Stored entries
- - -

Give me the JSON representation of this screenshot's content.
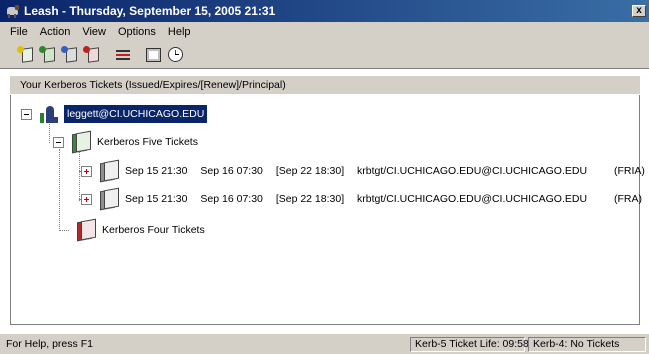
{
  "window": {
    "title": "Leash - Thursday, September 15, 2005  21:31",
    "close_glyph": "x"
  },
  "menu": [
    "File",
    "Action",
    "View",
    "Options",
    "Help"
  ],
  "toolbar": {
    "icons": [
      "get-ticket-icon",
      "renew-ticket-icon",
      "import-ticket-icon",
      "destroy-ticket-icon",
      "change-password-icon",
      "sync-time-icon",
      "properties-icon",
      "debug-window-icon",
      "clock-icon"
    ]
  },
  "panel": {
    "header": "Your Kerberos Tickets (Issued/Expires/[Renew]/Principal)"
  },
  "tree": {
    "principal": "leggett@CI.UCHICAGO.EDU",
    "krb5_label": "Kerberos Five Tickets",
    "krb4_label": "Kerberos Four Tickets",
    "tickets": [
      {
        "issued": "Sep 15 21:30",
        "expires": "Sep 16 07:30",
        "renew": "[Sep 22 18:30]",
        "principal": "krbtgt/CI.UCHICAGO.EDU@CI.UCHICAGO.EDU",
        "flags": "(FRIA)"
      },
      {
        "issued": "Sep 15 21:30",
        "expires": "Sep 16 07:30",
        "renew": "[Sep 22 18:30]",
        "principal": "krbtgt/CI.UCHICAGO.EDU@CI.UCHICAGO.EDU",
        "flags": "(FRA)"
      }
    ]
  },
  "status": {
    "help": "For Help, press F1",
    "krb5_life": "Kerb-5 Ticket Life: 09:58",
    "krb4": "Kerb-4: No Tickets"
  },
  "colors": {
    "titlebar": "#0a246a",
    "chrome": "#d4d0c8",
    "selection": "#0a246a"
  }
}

- - -

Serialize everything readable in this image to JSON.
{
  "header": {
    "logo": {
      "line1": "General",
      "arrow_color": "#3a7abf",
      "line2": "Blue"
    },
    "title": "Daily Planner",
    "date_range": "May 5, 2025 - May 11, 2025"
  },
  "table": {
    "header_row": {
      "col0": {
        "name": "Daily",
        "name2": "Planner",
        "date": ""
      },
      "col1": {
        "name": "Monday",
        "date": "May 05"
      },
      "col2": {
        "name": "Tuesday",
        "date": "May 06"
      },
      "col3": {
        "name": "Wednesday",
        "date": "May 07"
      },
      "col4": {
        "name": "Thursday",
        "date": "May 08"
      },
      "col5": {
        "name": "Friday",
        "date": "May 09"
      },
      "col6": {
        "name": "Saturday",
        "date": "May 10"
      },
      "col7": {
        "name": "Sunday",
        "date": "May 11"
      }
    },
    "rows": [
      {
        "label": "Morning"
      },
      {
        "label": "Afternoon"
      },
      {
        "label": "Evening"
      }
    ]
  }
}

- - -

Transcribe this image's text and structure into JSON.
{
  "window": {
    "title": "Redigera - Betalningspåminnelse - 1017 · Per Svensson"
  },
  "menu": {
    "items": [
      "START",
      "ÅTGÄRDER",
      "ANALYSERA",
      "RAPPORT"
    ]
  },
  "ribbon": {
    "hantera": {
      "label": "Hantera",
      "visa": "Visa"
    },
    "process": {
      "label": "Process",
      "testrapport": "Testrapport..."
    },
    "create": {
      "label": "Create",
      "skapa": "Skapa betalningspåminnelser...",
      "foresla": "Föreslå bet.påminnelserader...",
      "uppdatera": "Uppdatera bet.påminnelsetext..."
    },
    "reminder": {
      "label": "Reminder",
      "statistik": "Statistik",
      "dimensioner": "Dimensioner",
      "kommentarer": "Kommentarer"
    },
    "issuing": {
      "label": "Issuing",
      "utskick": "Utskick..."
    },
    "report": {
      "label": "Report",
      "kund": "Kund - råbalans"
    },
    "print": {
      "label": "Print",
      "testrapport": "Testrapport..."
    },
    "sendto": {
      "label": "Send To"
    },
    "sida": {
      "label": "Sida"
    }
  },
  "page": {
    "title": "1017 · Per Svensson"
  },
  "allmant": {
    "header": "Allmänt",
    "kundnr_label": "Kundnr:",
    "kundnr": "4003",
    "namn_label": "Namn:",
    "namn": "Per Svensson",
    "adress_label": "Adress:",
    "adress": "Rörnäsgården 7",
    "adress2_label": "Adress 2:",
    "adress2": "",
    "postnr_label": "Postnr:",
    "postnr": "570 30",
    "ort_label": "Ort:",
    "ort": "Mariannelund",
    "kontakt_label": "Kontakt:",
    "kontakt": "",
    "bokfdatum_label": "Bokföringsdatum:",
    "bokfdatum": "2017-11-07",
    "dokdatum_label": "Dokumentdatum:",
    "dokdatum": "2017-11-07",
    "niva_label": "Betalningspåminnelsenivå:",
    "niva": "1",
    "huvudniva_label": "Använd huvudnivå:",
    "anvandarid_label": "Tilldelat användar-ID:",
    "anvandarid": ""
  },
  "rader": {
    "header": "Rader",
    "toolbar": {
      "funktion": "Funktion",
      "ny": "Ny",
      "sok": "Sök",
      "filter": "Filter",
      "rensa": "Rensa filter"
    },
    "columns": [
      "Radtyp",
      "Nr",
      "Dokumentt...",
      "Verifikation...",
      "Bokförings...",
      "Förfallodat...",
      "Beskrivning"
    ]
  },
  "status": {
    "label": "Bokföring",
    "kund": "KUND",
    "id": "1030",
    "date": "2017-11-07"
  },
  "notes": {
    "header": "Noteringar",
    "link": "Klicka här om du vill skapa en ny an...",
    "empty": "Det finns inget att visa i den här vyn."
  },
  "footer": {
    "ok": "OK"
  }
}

- - -

Show all lines from the records above where the word "skapa" occurs.

### Answer
      "skapa": "Skapa betalningspåminnelser...",
    "link": "Klicka här om du vill skapa en ny an...",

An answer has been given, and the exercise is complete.